- Conference: Southern Conference
- Record: 3–7 (2–6 SoCon)
- Head coach: Steve Hodgin (6th season);
- Home stadium: E. J. Whitmire Stadium

= 1995 Western Carolina Catamounts football team =

American college football season

The 1995 Western Carolina Catamounts team was an American football team that represented Western Carolina University as a member of the Southern Conference (SoCon) during the 1995 NCAA Division I-AA football season. In their sixth year under head coach Steve Hodgin, the team compiled an overall record of 3–7, with a mark of 2–6 in conference play, and finished tied for seventh in the SoCon.

(Element location data)

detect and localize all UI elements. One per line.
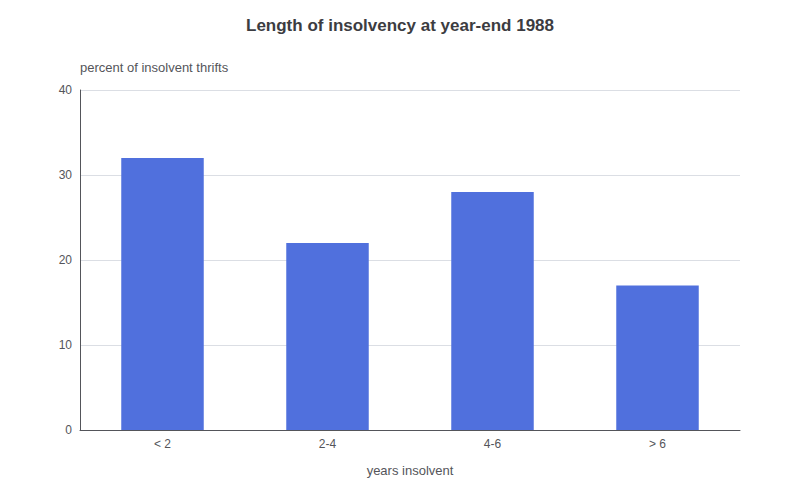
svg-text:< 2: < 2 [154, 437, 171, 451]
svg-text:2-4: 2-4 [319, 437, 337, 451]
svg-text:0: 0 [65, 423, 72, 437]
svg-text:years insolvent: years insolvent [367, 463, 454, 478]
svg-text:10: 10 [59, 338, 73, 352]
svg-text:40: 40 [59, 83, 73, 97]
svg-text:20: 20 [59, 253, 73, 267]
svg-text:percent of insolvent thrifts: percent of insolvent thrifts [80, 60, 229, 75]
svg-text:4-6: 4-6 [484, 437, 502, 451]
svg-text:Length of insolvency at year-e: Length of insolvency at year-end 1988 [246, 16, 554, 35]
svg-text:> 6: > 6 [649, 437, 666, 451]
svg-text:30: 30 [59, 168, 73, 182]
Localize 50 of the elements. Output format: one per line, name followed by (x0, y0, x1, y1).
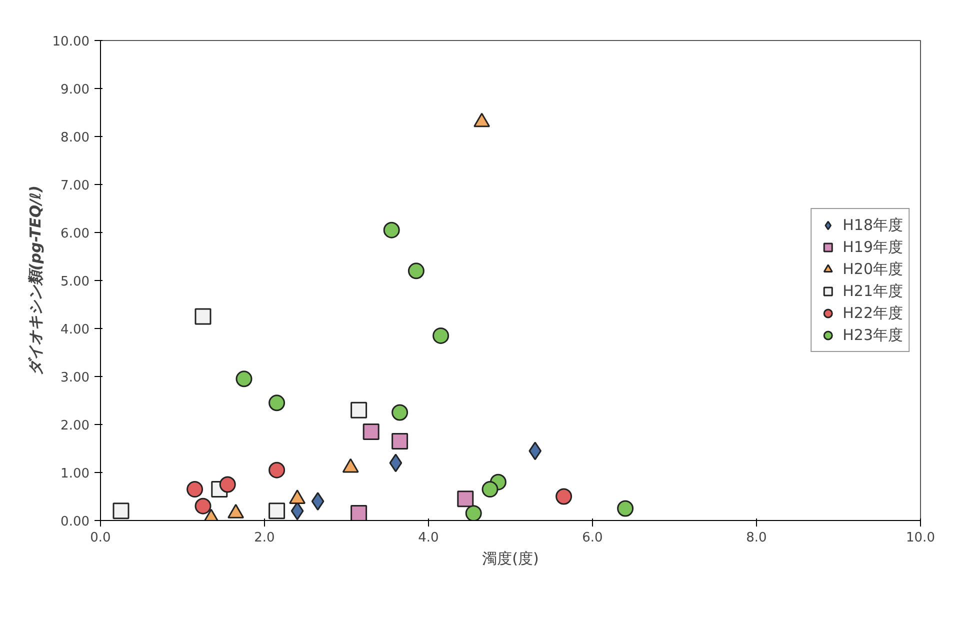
legend-label: H23年度 (842, 326, 903, 344)
y-tick-label: 1.00 (60, 466, 90, 482)
y-tick-label: 6.00 (60, 226, 90, 242)
point (432, 327, 450, 344)
y-axis-title: ダイオキシン類(pg-TEQ/ℓ) (26, 185, 44, 376)
x-tick-label: 0.0 (90, 530, 111, 546)
x-tick-label: 10.0 (906, 530, 935, 546)
point (465, 505, 482, 520)
point (194, 308, 212, 325)
point (350, 402, 368, 418)
point (392, 404, 408, 421)
legend-label: H20年度 (842, 260, 903, 278)
y-tick-label: 3.00 (60, 370, 90, 386)
point (112, 502, 130, 520)
y-tick-label: 4.00 (60, 322, 90, 338)
point (383, 222, 400, 238)
point (457, 490, 474, 508)
point (528, 442, 542, 460)
point (268, 462, 286, 478)
point (408, 262, 424, 280)
y-tick-label: 2.00 (60, 418, 90, 434)
point (350, 505, 368, 520)
legend-label: H19年度 (842, 238, 903, 256)
legend-label: H22年度 (842, 304, 903, 322)
x-tick-label: 6.0 (582, 530, 603, 546)
point (268, 394, 286, 412)
y-tick-label: 0.00 (60, 514, 90, 530)
point (219, 476, 236, 493)
x-tick-label: 8.0 (746, 530, 767, 546)
point (194, 498, 212, 514)
x-tick-label: 2.0 (254, 530, 275, 546)
point (362, 423, 380, 440)
y-tick-label: 9.00 (60, 82, 90, 98)
point (236, 370, 252, 388)
point (392, 433, 408, 450)
point (556, 488, 572, 505)
y-tick-label: 7.00 (60, 178, 90, 194)
x-axis-title: 濁度(度) (482, 550, 539, 568)
point (389, 454, 402, 472)
y-tick-label: 5.00 (60, 274, 90, 290)
y-tick-label: 8.00 (60, 130, 90, 146)
x-tick-label: 4.0 (418, 530, 439, 546)
point (617, 500, 634, 517)
point (186, 481, 204, 498)
legend-label: H18年度 (842, 216, 903, 234)
point (268, 502, 286, 520)
y-tick-label: 10.00 (52, 34, 90, 50)
legend-label: H21年度 (842, 282, 903, 300)
point (482, 481, 498, 498)
point (311, 492, 324, 511)
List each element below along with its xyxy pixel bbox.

*Required actions*:
**1)** Decide whether each statement agrees with the 1995 Western Carolina football summary, answering yes or no and quoting the deciding words: (a) The team competed in the Southern Conference. (b) Steve Hodgin was in his first season as head coach. (c) The team finished tied for seventh in its conference.
**2)** According to the 1995 Western Carolina football summary, what was the team's home stadium?
**3)** Please return the stretch of the 1995 Western Carolina football summary from "The 1995 Western" through "in the SoCon.".
The entries have nothing to do with the 1995 Western Carolina football summary.

*In response*:
**1)**
(a) Yes: "as a member of the Southern Conference (SoCon)"
(b) No: "In their sixth year under head coach Steve Hodgin"
(c) Yes: "finished tied for seventh in the SoCon"

**2)** E. J. Whitmire Stadium.

**3)**
The 1995 Western Carolina Catamounts team was an American football team that represented Western Carolina University as a member of the Southern Conference (SoCon) during the 1995 NCAA Division I-AA football season. In their sixth year under head coach Steve Hodgin, the team compiled an overall record of 3–7, with a mark of 2–6 in conference play, and finished tied for seventh in the SoCon.